● Given problem
Gather all lines in the data that hold the string "Schedels".

* * * * * * *

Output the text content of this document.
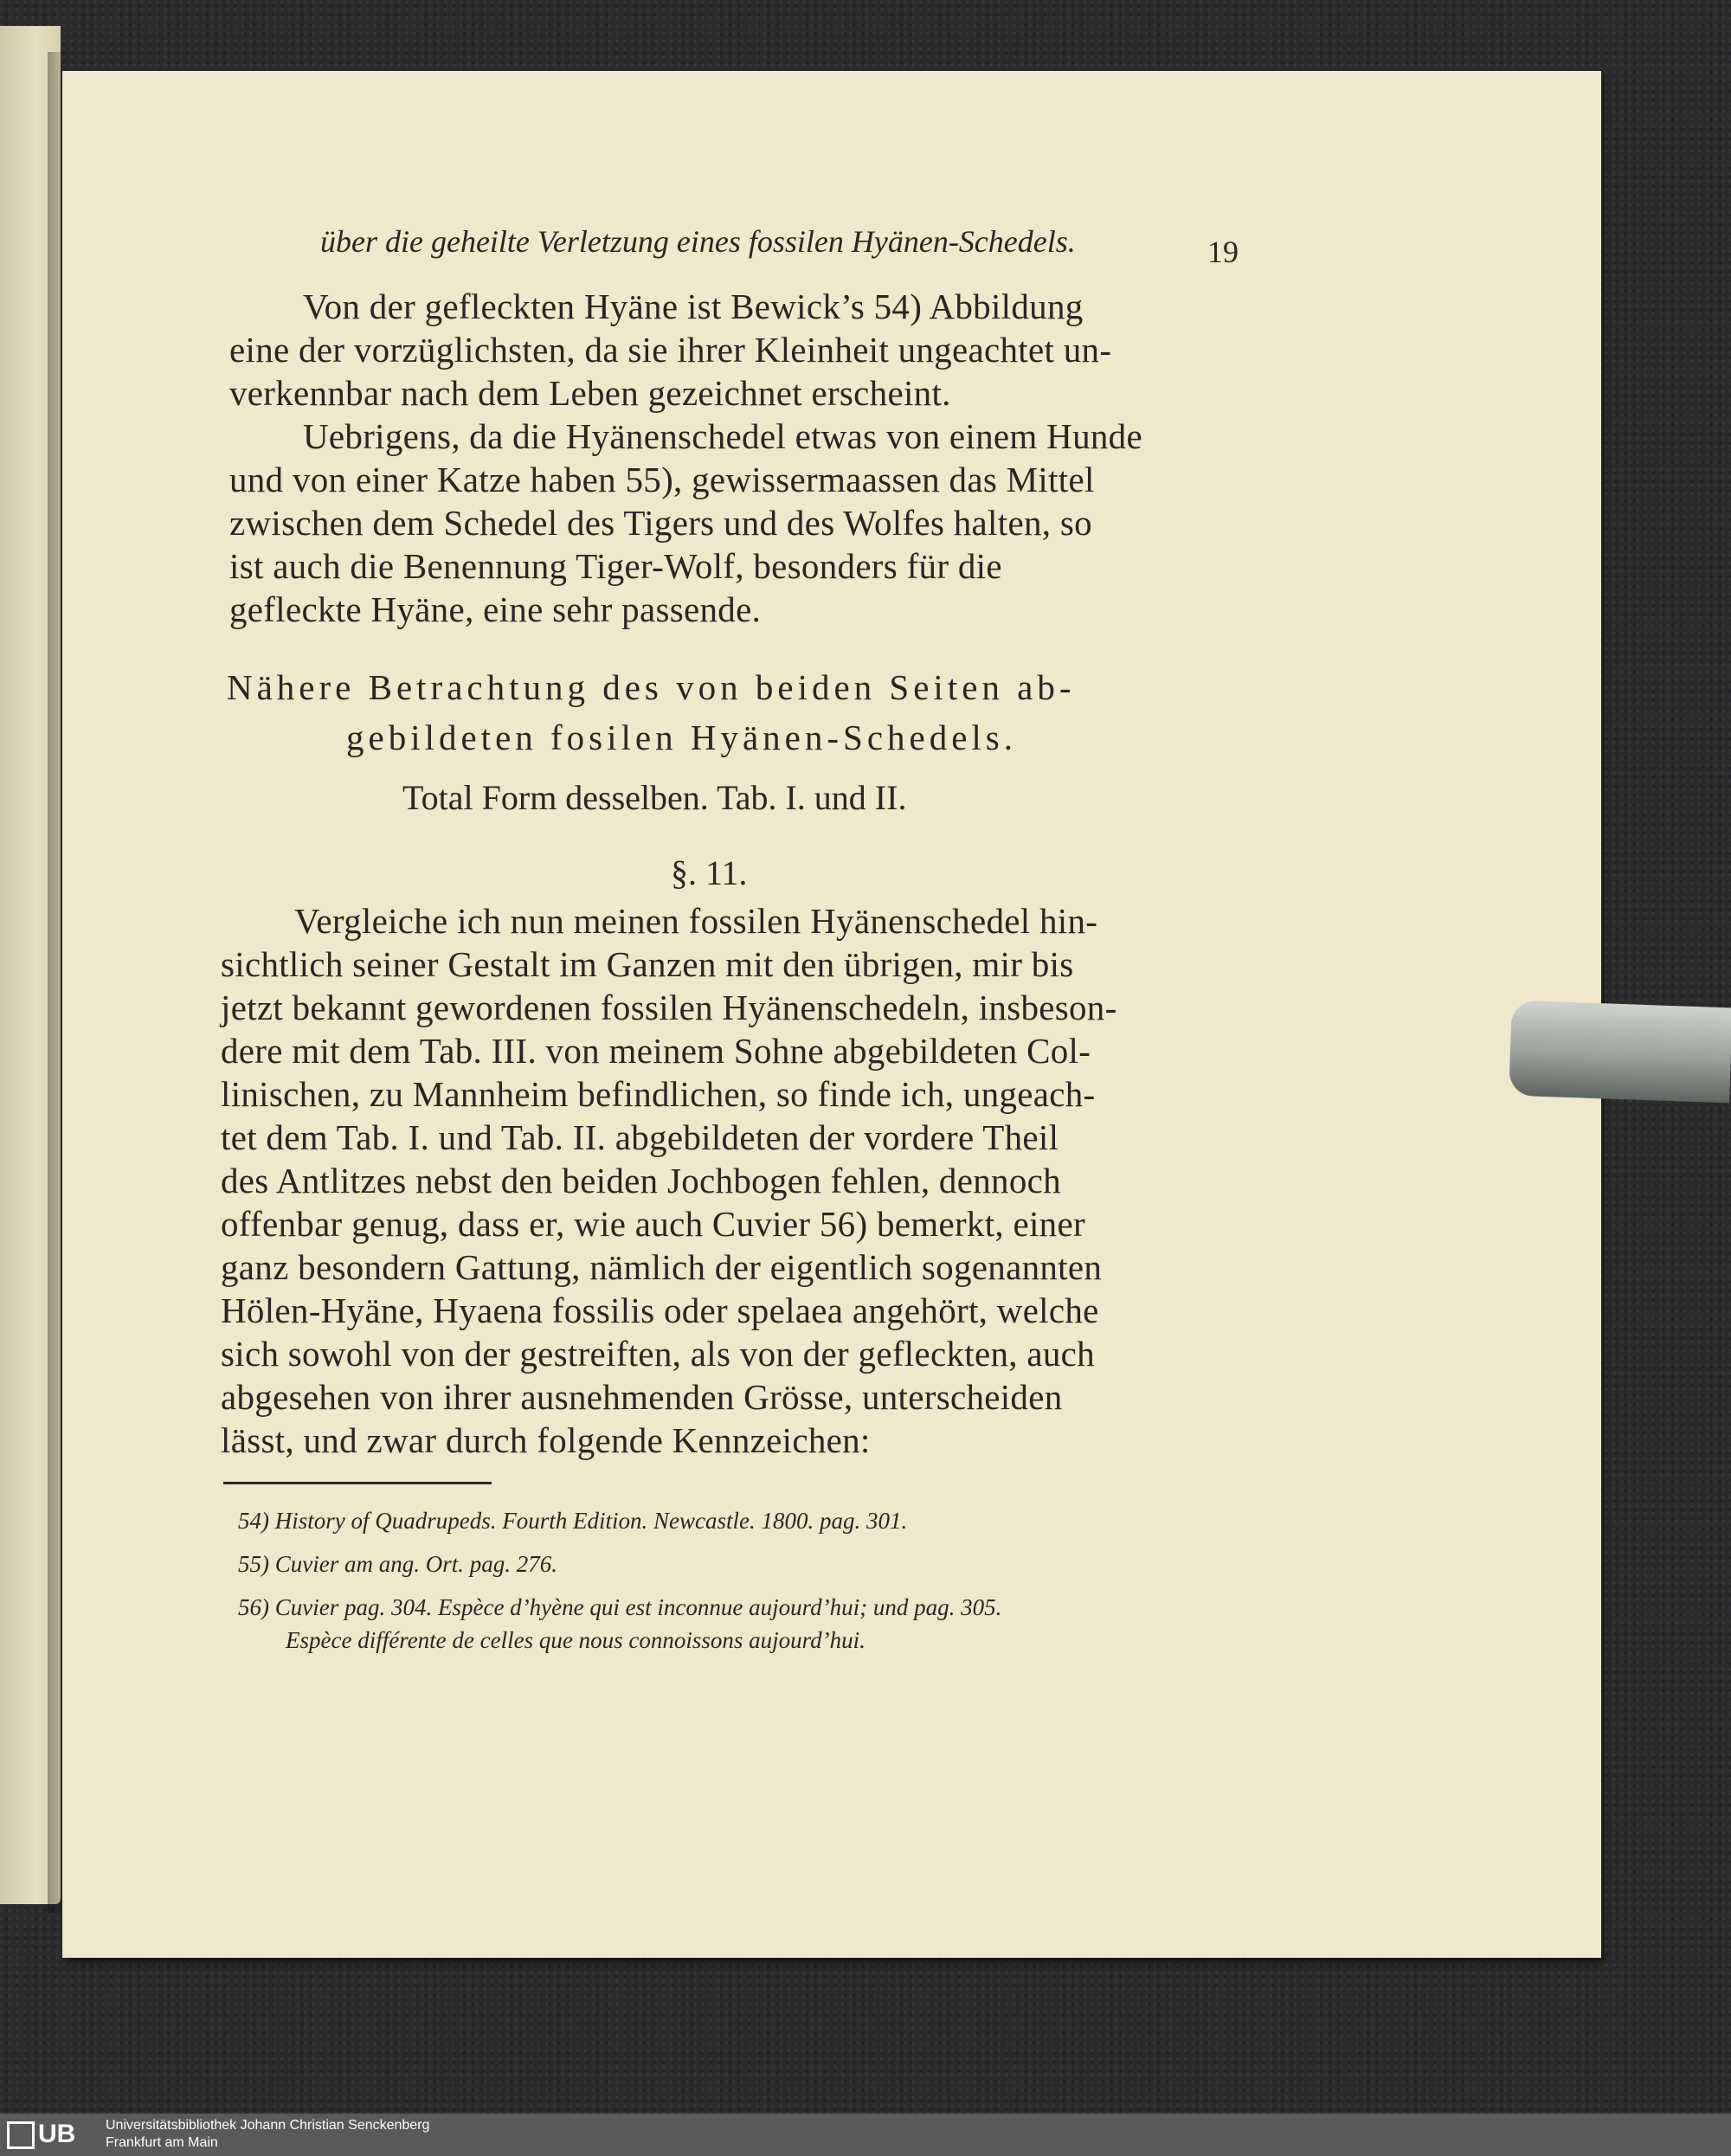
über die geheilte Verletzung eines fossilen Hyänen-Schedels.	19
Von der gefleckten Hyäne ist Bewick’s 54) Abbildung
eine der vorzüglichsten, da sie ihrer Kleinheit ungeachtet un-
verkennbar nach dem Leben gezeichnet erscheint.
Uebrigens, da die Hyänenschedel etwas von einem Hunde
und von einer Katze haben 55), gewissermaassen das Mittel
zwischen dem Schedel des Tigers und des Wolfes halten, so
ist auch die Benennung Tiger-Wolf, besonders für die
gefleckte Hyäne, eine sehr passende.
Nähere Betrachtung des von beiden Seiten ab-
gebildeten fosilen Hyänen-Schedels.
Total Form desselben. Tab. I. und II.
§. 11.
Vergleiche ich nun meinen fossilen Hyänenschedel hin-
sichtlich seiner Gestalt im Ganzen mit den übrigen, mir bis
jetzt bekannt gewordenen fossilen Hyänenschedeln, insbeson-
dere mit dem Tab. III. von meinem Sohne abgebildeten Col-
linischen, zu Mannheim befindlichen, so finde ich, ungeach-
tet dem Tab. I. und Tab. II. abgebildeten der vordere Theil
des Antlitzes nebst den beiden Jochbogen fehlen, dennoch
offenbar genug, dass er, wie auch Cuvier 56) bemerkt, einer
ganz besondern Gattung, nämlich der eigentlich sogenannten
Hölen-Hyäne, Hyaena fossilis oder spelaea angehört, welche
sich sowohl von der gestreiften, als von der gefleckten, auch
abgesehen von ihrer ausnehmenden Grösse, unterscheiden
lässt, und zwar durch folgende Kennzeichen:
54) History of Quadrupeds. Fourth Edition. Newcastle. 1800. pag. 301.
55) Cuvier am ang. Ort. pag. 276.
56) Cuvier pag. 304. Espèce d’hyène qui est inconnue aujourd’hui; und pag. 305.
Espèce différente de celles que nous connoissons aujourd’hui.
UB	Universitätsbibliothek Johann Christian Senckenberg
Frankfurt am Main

* * * * * * *

● In response
über die geheilte Verletzung eines fossilen Hyänen-Schedels.	19
gebildeten fosilen Hyänen-Schedels.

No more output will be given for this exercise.